======== GIVEN DATA ========

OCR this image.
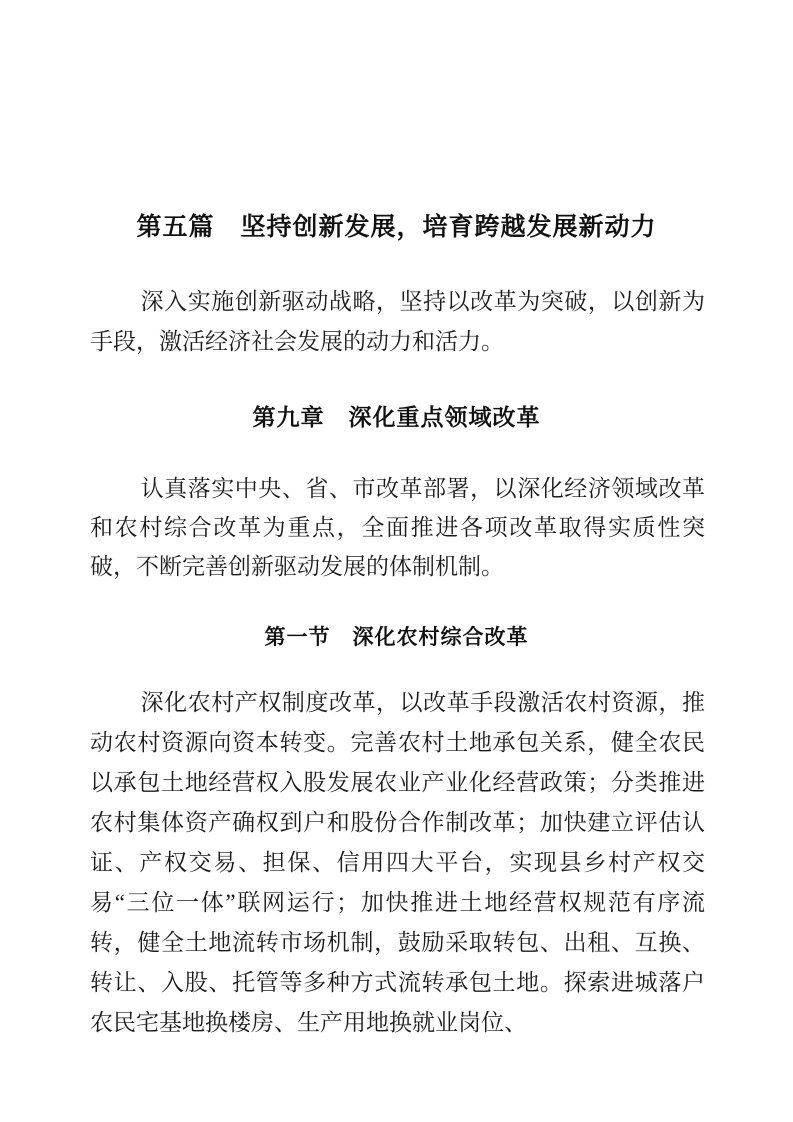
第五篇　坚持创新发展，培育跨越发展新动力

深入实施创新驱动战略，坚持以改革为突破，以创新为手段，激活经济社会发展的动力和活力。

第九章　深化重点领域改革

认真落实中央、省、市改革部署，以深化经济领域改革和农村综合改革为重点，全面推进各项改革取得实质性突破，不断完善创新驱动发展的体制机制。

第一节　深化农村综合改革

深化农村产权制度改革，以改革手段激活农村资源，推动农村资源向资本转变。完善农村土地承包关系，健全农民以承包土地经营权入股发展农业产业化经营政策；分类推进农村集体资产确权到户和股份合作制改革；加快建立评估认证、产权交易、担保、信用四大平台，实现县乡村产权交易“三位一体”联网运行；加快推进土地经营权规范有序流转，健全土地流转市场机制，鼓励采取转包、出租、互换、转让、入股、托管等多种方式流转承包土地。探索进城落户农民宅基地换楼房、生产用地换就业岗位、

========
======== GIVEN DATA ========

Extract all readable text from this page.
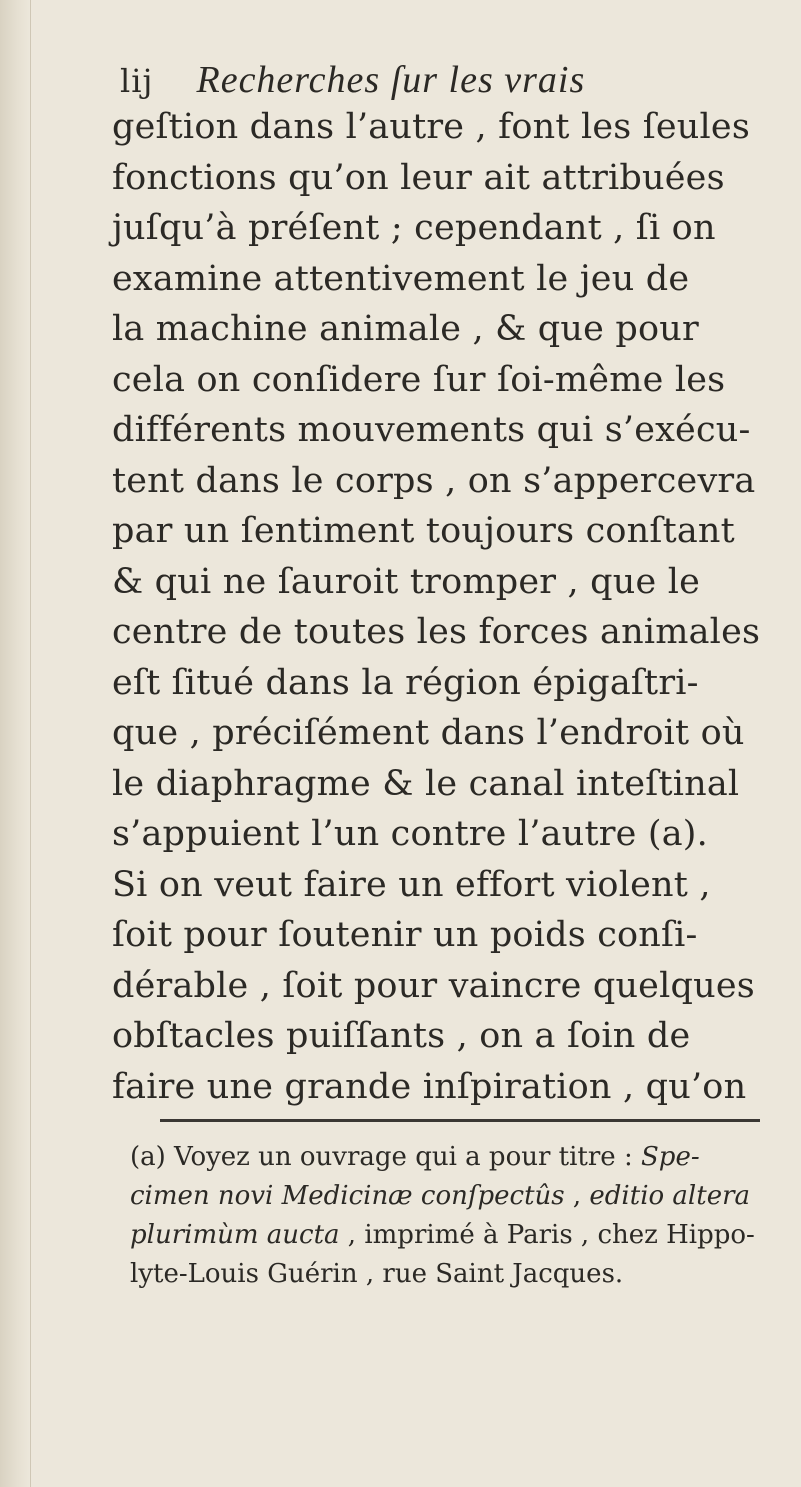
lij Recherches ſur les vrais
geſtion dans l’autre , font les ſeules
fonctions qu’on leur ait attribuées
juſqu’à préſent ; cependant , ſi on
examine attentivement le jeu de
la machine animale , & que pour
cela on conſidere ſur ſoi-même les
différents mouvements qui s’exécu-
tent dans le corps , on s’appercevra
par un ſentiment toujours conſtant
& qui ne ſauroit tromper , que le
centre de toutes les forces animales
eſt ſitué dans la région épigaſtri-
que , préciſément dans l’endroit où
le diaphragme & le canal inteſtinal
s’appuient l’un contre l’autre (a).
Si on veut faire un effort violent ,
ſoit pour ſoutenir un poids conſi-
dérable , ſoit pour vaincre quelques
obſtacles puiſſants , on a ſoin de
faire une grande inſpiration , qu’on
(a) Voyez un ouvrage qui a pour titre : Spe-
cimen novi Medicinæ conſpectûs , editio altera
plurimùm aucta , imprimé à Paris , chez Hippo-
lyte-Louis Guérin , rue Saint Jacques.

========

Pull out every line in the data above that has the word "pour".

**SOLUTION**
la machine animale , & que pour
ſoit pour ſoutenir un poids conſi-
dérable , ſoit pour vaincre quelques
(a) Voyez un ouvrage qui a pour titre : Spe-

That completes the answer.